** Start **

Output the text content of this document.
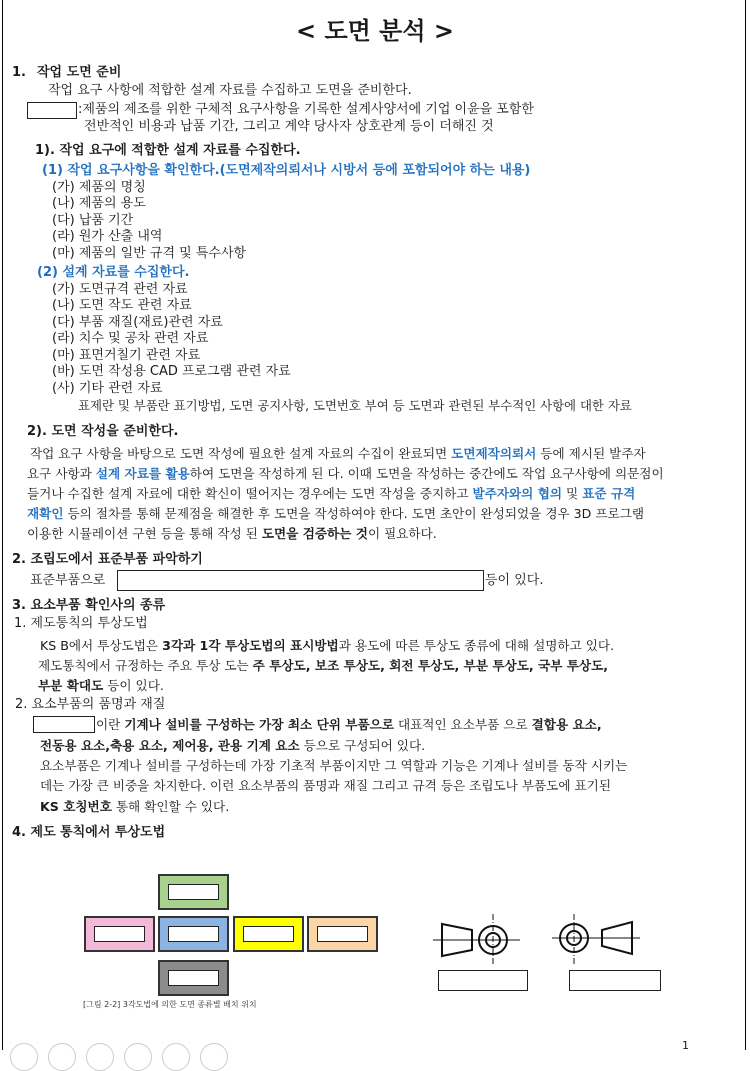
< 도면 분석 >
1. 작업 도면 준비
작업 요구 사항에 적합한 설계 자료를 수집하고 도면을 준비한다.
:제품의 제조를 위한 구체적 요구사항을 기록한 설계사양서에 기업 이윤을 포함한
전반적인 비용과 납품 기간, 그리고 계약 당사자 상호관계 등이 더해진 것
1). 작업 요구에 적합한 설계 자료를 수집한다.
(1) 작업 요구사항을 확인한다.(도면제작의뢰서나 시방서 등에 포함되어야 하는 내용)
(가) 제품의 명칭
(나) 제품의 용도
(다) 납품 기간
(라) 원가 산출 내역
(마) 제품의 일반 규격 및 특수사항
(2) 설계 자료를 수집한다.
(가) 도면규격 관련 자료
(나) 도면 작도 관련 자료
(다) 부품 재질(재료)관련 자료
(라) 치수 및 공차 관련 자료
(마) 표면거칠기 관련 자료
(바) 도면 작성용 CAD 프로그램 관련 자료
(사) 기타 관련 자료
표제란 및 부품란 표기방법, 도면 공지사항, 도면번호 부여 등 도면과 관련된 부수적인 사항에 대한 자료
2). 도면 작성을 준비한다.
작업 요구 사항을 바탕으로 도면 작성에 필요한 설계 자료의 수집이 완료되면 도면제작의뢰서 등에 제시된 발주자
요구 사항과 설계 자료를 활용하여 도면을 작성하게 된 다. 이때 도면을 작성하는 중간에도 작업 요구사항에 의문점이
들거나 수집한 설계 자료에 대한 확신이 떨어지는 경우에는 도면 작성을 중지하고 발주자와의 협의 및 표준 규격
재확인 등의 절차를 통해 문제점을 해결한 후 도면을 작성하여야 한다. 도면 초안이 완성되었을 경우 3D 프로그램
이용한 시뮬레이션 구현 등을 통해 작성 된 도면을 검증하는 것이 필요하다.
2. 조립도에서 표준부품 파악하기
표준부품으로	등이 있다.
3. 요소부품 확인사의 종류
1. 제도통칙의 투상도법
KS B에서 투상도법은 3각과 1각 투상도법의 표시방법과 용도에 따른 투상도 종류에 대해 설명하고 있다.
제도통칙에서 규정하는 주요 투상 도는 주 투상도, 보조 투상도, 회전 투상도, 부분 투상도, 국부 투상도,
부분 확대도 등이 있다.
2. 요소부품의 품명과 재질
이란 기계나 설비를 구성하는 가장 최소 단위 부품으로 대표적인 요소부품 으로 결합용 요소,
전동용 요소,축용 요소, 제어용, 관용 기계 요소 등으로 구성되어 있다.
요소부품은 기계나 설비를 구성하는데 가장 기초적 부품이지만 그 역할과 기능은 기계나 설비를 동작 시키는
데는 가장 큰 비중을 차지한다. 이런 요소부품의 품명과 재질 그리고 규격 등은 조립도나 부품도에 표기된
KS 호칭번호 통해 확인할 수 있다.
4. 제도 통칙에서 투상도법
[그림 2-2] 3각도법에 의한 도면 종류별 배치 위치
1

** End **

* **Instructions to follow**
Where a line above includes "요구사항을", copy that line.

* **Answer to the exercise**
:제품의 제조를 위한 구체적 요구사항을 기록한 설계사양서에 기업 이윤을 포함한
(1) 작업 요구사항을 확인한다.(도면제작의뢰서나 시방서 등에 포함되어야 하는 내용)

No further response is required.